**Work to be completed**
Take each line containing the word "structured" and copy it.

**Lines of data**
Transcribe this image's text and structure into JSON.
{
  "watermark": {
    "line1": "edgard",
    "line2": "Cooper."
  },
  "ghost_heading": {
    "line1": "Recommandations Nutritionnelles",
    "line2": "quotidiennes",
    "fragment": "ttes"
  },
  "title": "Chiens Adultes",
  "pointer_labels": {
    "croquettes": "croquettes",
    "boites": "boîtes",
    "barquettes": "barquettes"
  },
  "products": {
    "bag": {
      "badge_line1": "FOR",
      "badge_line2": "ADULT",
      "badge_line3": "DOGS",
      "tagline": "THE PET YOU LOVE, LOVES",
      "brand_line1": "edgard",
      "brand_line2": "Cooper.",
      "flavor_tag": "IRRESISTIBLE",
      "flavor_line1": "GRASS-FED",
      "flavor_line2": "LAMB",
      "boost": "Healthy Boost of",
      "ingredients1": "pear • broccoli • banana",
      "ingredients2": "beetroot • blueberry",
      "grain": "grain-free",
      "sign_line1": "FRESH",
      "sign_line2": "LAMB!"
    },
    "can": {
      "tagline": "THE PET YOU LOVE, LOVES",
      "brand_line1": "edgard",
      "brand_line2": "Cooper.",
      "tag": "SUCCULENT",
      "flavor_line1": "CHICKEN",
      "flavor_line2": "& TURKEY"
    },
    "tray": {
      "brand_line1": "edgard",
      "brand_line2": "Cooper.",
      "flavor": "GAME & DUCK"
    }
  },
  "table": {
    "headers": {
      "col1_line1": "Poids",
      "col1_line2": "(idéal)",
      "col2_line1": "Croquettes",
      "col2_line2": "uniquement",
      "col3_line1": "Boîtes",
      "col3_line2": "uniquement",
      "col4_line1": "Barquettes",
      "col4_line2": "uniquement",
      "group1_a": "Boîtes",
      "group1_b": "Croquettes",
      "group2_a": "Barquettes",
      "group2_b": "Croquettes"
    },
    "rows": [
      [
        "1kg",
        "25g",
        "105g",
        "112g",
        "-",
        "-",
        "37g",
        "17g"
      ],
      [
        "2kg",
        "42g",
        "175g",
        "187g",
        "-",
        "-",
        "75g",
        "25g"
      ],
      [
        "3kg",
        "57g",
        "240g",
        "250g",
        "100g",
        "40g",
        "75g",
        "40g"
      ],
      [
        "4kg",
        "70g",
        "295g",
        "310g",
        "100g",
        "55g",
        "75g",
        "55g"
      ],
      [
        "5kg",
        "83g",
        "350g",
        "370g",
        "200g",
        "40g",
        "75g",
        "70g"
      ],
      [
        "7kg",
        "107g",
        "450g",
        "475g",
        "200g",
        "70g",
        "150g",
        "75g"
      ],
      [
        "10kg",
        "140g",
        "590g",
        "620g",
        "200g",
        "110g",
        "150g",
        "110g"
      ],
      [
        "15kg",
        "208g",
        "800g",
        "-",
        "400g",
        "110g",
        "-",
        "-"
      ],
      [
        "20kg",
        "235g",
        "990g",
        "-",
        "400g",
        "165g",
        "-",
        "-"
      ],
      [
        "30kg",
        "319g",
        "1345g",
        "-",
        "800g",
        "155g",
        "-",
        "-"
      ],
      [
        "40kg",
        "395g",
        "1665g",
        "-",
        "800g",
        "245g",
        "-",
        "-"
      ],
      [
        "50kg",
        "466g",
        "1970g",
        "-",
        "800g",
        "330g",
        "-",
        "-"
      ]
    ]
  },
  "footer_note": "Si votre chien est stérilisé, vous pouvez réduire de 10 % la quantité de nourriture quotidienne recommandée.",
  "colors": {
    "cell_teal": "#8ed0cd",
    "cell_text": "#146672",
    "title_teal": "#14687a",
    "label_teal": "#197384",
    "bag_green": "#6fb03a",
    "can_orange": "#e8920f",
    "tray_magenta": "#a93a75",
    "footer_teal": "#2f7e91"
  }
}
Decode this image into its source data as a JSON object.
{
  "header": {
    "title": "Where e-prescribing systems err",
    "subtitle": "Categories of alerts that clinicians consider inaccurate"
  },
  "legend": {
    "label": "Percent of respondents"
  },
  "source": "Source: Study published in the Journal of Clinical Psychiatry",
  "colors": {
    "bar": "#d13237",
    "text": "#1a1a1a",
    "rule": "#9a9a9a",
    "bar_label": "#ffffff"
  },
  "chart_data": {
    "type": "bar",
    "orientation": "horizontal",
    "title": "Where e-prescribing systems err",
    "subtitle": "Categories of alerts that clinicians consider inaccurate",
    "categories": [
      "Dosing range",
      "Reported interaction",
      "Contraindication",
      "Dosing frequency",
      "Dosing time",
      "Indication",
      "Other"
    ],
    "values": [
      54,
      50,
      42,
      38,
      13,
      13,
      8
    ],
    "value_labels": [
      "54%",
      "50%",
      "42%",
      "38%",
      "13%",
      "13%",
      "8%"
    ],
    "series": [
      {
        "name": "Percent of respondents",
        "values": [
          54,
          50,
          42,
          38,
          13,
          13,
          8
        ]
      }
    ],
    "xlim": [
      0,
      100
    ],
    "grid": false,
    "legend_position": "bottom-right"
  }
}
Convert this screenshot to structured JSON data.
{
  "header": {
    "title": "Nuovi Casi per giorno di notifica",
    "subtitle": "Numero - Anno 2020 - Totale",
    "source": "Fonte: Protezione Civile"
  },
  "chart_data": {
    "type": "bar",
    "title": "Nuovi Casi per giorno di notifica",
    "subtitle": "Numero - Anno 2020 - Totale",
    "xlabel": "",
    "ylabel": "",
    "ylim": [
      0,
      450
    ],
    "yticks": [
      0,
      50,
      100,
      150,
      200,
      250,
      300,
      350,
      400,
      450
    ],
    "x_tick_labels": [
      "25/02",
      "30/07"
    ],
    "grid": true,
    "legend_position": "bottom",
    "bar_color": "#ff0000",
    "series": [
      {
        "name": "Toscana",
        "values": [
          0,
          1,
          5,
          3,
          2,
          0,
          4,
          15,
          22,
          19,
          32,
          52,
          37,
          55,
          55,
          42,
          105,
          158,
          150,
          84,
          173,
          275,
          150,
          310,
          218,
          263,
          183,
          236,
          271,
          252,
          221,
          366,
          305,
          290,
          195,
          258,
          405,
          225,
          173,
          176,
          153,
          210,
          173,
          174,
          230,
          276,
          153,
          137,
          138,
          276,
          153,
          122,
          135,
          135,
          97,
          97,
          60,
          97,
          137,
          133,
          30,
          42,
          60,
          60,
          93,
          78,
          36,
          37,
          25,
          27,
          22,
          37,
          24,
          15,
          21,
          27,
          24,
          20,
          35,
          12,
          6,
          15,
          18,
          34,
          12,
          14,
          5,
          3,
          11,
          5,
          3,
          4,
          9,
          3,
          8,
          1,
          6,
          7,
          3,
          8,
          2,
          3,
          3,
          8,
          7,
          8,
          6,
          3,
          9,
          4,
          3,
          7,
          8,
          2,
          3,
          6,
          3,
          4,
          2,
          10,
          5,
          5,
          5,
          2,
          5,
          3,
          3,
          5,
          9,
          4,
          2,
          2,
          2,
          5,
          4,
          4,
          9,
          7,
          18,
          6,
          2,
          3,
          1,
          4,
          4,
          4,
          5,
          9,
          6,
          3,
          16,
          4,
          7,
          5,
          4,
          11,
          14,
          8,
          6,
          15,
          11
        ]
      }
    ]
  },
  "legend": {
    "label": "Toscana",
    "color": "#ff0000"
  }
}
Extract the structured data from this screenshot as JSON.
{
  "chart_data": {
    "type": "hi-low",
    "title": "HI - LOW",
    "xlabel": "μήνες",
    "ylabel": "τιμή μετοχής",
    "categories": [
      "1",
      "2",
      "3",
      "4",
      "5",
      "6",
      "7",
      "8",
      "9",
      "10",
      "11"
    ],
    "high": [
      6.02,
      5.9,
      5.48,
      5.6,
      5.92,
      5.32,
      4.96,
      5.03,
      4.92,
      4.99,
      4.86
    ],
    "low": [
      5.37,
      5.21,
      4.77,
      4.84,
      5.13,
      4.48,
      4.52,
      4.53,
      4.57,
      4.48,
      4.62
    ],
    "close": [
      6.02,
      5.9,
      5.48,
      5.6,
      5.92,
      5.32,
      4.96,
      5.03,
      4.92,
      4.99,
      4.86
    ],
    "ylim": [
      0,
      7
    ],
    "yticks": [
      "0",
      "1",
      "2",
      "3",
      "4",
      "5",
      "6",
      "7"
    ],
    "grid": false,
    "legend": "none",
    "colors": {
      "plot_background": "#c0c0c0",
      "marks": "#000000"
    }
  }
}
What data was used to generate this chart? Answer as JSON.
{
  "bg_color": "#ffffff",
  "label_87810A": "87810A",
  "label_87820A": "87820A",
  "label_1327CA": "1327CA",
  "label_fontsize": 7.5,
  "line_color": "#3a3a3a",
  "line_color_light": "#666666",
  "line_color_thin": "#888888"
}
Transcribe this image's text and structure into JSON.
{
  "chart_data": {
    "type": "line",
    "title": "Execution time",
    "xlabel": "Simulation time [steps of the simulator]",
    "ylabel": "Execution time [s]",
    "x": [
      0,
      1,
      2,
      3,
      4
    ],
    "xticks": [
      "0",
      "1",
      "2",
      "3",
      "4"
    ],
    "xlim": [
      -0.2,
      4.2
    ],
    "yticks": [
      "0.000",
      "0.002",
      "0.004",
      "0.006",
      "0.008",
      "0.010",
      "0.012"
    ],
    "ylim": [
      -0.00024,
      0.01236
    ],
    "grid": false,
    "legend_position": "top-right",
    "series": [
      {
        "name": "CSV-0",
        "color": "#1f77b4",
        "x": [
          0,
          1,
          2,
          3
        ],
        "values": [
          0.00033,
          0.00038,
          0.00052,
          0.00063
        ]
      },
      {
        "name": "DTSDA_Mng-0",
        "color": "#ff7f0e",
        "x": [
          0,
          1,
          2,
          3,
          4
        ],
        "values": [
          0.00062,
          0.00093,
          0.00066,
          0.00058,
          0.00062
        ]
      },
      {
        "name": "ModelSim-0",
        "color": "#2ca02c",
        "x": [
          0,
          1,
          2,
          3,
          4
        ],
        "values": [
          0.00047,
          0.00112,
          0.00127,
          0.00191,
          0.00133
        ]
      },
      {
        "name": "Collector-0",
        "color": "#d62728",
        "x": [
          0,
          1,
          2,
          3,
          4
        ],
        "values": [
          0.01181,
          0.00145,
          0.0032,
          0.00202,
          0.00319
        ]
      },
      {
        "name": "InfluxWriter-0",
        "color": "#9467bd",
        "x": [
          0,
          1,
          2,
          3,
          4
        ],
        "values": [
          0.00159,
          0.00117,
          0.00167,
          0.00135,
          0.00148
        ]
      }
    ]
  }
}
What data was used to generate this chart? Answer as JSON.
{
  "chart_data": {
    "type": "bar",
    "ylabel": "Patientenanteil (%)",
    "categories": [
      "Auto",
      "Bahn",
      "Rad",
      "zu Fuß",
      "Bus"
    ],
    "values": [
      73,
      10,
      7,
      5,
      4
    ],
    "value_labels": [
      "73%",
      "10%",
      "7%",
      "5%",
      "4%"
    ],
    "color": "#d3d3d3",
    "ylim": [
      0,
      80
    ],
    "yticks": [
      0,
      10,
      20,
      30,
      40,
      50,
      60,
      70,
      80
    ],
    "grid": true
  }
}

**Completed task**
Convert this screenshot to structured JSON data.
Extract the structured data from this screenshot as JSON.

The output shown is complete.